_What is being asked_:
From the listing below, return each line that includes "QueueBuilder".

(Data items)
◇ ◇ ◇
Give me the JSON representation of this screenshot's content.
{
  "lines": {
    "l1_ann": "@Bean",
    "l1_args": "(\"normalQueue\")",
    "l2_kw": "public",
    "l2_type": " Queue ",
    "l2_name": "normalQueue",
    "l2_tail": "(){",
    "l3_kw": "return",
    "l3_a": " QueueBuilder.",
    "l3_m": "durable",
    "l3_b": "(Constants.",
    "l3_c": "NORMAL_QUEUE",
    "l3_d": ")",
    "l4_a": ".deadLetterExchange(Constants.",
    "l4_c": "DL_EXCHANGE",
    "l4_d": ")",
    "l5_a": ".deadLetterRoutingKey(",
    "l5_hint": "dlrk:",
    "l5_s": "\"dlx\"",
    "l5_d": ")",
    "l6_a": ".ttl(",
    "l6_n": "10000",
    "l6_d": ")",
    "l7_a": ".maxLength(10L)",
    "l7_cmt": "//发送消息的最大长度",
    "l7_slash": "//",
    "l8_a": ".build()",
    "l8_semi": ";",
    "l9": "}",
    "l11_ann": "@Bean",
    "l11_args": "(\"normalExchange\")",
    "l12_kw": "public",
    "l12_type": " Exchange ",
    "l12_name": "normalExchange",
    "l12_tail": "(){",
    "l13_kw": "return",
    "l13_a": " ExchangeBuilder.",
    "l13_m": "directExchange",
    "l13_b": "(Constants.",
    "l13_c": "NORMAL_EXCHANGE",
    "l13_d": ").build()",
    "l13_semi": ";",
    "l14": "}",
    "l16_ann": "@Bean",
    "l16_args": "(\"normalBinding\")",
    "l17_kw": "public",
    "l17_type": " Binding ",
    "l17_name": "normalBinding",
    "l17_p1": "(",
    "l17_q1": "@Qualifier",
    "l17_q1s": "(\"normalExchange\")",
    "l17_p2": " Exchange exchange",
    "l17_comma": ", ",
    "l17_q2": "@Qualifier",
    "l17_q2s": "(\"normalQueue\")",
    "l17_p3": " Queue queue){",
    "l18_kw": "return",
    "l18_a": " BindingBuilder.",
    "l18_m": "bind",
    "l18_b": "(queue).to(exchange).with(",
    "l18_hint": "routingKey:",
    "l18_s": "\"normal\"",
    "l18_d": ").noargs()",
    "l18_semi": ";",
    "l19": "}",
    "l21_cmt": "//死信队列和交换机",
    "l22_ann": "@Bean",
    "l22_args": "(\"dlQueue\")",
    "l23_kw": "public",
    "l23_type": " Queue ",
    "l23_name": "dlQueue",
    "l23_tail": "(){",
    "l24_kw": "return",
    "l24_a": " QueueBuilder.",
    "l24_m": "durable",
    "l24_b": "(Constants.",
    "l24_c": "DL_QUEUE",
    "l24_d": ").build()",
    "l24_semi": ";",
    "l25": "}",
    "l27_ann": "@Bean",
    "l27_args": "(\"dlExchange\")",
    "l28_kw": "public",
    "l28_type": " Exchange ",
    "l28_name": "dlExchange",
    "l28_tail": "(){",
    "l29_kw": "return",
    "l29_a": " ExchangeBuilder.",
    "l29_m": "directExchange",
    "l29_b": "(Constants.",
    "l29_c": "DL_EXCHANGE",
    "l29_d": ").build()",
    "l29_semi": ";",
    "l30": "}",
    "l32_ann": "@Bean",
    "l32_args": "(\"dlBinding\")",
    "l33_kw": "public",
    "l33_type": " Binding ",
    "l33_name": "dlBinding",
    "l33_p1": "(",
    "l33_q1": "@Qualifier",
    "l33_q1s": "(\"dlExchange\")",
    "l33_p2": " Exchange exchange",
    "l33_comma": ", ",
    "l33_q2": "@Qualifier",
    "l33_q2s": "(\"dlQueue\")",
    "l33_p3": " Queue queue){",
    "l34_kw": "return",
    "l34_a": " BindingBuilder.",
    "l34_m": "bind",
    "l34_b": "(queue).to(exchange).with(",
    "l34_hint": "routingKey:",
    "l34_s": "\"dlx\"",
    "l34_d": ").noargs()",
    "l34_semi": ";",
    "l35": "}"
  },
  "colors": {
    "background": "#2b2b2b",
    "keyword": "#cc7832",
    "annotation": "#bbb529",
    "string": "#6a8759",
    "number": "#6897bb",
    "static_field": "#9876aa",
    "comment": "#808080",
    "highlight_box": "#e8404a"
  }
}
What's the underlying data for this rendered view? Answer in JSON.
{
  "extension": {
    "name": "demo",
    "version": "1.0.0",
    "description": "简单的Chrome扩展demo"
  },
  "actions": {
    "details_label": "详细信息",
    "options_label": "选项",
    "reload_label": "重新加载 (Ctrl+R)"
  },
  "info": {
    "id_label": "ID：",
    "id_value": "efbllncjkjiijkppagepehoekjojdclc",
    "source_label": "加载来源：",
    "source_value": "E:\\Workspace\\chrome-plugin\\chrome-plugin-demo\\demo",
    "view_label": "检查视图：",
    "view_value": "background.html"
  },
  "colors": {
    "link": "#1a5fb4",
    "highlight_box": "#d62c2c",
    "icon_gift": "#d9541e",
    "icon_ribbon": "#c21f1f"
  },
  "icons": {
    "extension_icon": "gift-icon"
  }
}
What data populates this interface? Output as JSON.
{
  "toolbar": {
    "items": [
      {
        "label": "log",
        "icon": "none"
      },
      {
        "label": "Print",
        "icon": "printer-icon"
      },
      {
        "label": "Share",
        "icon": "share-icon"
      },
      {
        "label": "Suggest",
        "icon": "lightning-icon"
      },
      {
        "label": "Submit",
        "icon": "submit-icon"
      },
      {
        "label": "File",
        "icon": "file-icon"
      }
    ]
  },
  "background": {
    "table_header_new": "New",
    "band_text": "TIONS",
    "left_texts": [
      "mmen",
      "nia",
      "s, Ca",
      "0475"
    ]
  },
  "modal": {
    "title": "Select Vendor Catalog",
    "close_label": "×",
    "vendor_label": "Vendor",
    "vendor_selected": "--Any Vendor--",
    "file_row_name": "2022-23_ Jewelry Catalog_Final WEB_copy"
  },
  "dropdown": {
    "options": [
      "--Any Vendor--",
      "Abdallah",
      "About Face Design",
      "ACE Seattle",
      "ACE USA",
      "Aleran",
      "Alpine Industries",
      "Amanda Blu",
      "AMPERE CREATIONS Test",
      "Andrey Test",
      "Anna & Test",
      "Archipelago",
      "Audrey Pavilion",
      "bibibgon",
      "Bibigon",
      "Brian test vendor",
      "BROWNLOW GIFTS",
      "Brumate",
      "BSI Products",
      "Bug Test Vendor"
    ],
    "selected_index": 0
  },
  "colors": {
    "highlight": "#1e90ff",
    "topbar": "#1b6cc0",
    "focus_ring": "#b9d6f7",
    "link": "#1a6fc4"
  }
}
◇ ◇ ◇
_Written response_:
    "l3_a": " QueueBuilder.",
    "l24_a": " QueueBuilder.",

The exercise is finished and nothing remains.